Description of the task >>
Write each record again exactly as it stands.

__________

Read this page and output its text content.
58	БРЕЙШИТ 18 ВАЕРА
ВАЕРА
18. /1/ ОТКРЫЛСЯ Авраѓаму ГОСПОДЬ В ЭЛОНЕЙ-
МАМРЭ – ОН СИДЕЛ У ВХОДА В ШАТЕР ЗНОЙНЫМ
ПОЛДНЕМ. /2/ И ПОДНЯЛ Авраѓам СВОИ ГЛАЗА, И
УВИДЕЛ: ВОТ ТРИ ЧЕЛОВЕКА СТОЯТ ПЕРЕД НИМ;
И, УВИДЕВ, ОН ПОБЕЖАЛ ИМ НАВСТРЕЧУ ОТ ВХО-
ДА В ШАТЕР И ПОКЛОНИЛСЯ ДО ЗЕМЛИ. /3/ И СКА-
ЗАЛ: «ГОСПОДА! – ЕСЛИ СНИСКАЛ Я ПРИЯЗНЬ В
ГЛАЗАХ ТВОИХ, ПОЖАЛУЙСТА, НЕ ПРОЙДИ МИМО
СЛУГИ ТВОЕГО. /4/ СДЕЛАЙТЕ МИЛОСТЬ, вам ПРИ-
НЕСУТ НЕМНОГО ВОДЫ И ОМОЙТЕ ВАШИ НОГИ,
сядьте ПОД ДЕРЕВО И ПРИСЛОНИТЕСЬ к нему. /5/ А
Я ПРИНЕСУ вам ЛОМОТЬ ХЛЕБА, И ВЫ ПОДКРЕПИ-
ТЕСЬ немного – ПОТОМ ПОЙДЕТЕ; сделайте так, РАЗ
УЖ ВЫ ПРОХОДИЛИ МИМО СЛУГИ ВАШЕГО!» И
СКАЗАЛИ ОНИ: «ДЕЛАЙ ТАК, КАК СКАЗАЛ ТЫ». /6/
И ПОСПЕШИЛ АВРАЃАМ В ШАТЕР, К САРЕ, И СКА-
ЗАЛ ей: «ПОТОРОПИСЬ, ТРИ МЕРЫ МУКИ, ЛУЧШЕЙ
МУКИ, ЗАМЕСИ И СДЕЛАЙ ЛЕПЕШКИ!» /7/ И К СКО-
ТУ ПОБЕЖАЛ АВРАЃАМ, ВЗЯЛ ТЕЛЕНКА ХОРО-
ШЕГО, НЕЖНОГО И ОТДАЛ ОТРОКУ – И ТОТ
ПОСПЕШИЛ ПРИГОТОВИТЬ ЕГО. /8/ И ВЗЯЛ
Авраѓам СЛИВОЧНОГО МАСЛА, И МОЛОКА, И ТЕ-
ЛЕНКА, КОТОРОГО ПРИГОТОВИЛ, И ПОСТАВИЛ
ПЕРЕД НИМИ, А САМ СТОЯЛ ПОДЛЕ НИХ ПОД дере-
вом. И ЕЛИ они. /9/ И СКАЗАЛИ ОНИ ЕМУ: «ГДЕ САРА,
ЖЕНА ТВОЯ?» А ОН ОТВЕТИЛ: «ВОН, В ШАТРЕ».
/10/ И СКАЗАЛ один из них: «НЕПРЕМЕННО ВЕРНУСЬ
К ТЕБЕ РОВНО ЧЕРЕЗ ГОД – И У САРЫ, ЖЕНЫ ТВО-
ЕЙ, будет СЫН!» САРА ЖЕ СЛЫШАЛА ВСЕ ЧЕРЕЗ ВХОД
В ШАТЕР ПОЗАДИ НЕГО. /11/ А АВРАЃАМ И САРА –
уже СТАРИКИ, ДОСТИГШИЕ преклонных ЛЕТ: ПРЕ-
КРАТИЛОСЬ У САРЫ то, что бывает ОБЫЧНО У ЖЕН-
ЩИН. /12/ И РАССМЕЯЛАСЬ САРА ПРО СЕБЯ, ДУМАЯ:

__________

Solution to the exercise >>
Read this page and output its text content.
58	БРЕЙШИТ 18 ВАЕРА
ВАЕРА
18. /1/ ОТКРЫЛСЯ Авраѓаму ГОСПОДЬ В ЭЛОНЕЙ-
МАМРЭ – ОН СИДЕЛ У ВХОДА В ШАТЕР ЗНОЙНЫМ
ПОЛДНЕМ. /2/ И ПОДНЯЛ Авраѓам СВОИ ГЛАЗА, И
УВИДЕЛ: ВОТ ТРИ ЧЕЛОВЕКА СТОЯТ ПЕРЕД НИМ;
И, УВИДЕВ, ОН ПОБЕЖАЛ ИМ НАВСТРЕЧУ ОТ ВХО-
ДА В ШАТЕР И ПОКЛОНИЛСЯ ДО ЗЕМЛИ. /3/ И СКА-
ЗАЛ: «ГОСПОДА! – ЕСЛИ СНИСКАЛ Я ПРИЯЗНЬ В
ГЛАЗАХ ТВОИХ, ПОЖАЛУЙСТА, НЕ ПРОЙДИ МИМО
СЛУГИ ТВОЕГО. /4/ СДЕЛАЙТЕ МИЛОСТЬ, вам ПРИ-
НЕСУТ НЕМНОГО ВОДЫ И ОМОЙТЕ ВАШИ НОГИ,
сядьте ПОД ДЕРЕВО И ПРИСЛОНИТЕСЬ к нему. /5/ А
Я ПРИНЕСУ вам ЛОМОТЬ ХЛЕБА, И ВЫ ПОДКРЕПИ-
ТЕСЬ немного – ПОТОМ ПОЙДЕТЕ; сделайте так, РАЗ
УЖ ВЫ ПРОХОДИЛИ МИМО СЛУГИ ВАШЕГО!» И
СКАЗАЛИ ОНИ: «ДЕЛАЙ ТАК, КАК СКАЗАЛ ТЫ». /6/
И ПОСПЕШИЛ АВРАЃАМ В ШАТЕР, К САРЕ, И СКА-
ЗАЛ ей: «ПОТОРОПИСЬ, ТРИ МЕРЫ МУКИ, ЛУЧШЕЙ
МУКИ, ЗАМЕСИ И СДЕЛАЙ ЛЕПЕШКИ!» /7/ И К СКО-
ТУ ПОБЕЖАЛ АВРАЃАМ, ВЗЯЛ ТЕЛЕНКА ХОРО-
ШЕГО, НЕЖНОГО И ОТДАЛ ОТРОКУ – И ТОТ
ПОСПЕШИЛ ПРИГОТОВИТЬ ЕГО. /8/ И ВЗЯЛ
Авраѓам СЛИВОЧНОГО МАСЛА, И МОЛОКА, И ТЕ-
ЛЕНКА, КОТОРОГО ПРИГОТОВИЛ, И ПОСТАВИЛ
ПЕРЕД НИМИ, А САМ СТОЯЛ ПОДЛЕ НИХ ПОД дере-
вом. И ЕЛИ они. /9/ И СКАЗАЛИ ОНИ ЕМУ: «ГДЕ САРА,
ЖЕНА ТВОЯ?» А ОН ОТВЕТИЛ: «ВОН, В ШАТРЕ».
/10/ И СКАЗАЛ один из них: «НЕПРЕМЕННО ВЕРНУСЬ
К ТЕБЕ РОВНО ЧЕРЕЗ ГОД – И У САРЫ, ЖЕНЫ ТВО-
ЕЙ, будет СЫН!» САРА ЖЕ СЛЫШАЛА ВСЕ ЧЕРЕЗ ВХОД
В ШАТЕР ПОЗАДИ НЕГО. /11/ А АВРАЃАМ И САРА –
уже СТАРИКИ, ДОСТИГШИЕ преклонных ЛЕТ: ПРЕ-
КРАТИЛОСЬ У САРЫ то, что бывает ОБЫЧНО У ЖЕН-
ЩИН. /12/ И РАССМЕЯЛАСЬ САРА ПРО СЕБЯ, ДУМАЯ:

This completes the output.